___ Supplied material ___

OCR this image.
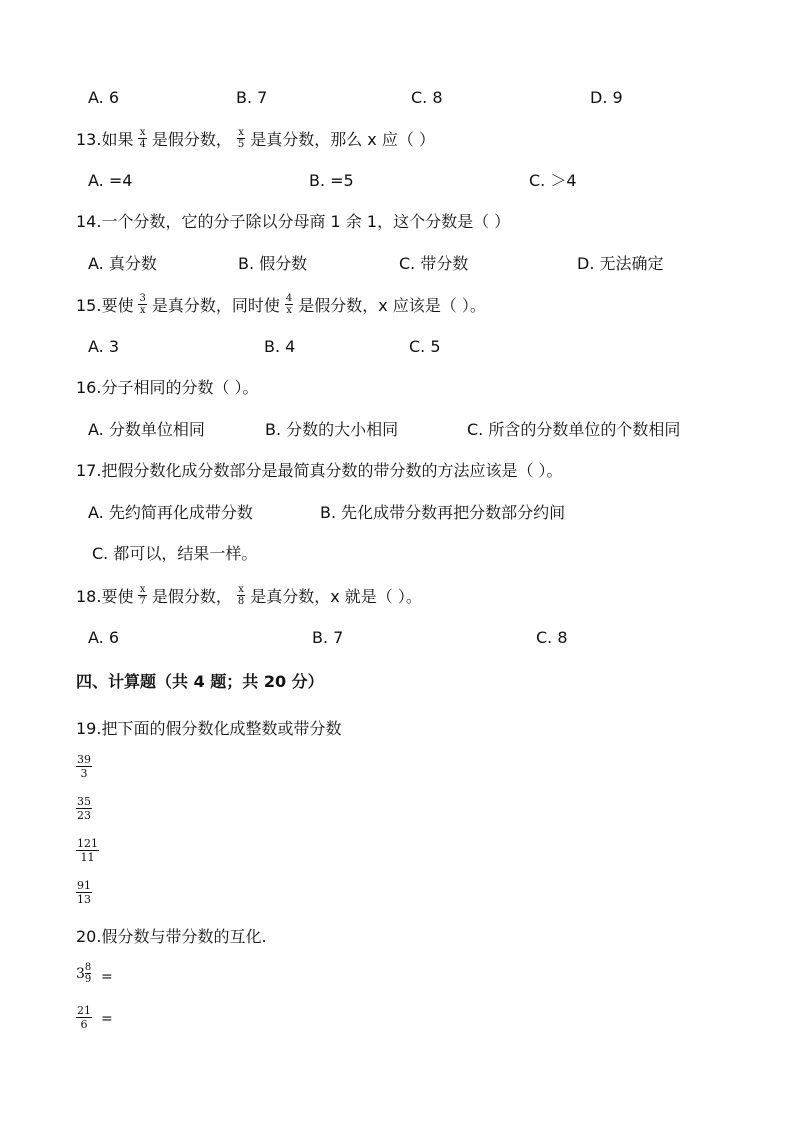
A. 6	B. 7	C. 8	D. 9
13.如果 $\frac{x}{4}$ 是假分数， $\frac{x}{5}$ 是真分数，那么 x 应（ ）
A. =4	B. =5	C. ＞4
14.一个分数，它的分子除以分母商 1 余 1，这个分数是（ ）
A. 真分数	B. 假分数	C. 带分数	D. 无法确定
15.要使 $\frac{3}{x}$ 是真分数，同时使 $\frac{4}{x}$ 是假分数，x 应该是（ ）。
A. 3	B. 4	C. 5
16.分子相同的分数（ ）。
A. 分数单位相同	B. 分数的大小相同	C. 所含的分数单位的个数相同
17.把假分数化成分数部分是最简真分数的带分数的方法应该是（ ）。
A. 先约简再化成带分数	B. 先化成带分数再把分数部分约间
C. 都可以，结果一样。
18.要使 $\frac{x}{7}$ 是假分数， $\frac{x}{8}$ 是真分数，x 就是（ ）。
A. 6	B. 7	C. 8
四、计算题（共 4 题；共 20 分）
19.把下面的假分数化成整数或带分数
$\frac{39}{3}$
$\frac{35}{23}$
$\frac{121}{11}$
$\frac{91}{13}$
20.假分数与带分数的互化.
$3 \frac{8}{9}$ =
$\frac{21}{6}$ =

___

> [Your instructions]
Determine the number of lines in the listing that contain the string "是假分数". Write that number and nothing else.

> [Expected answer]
3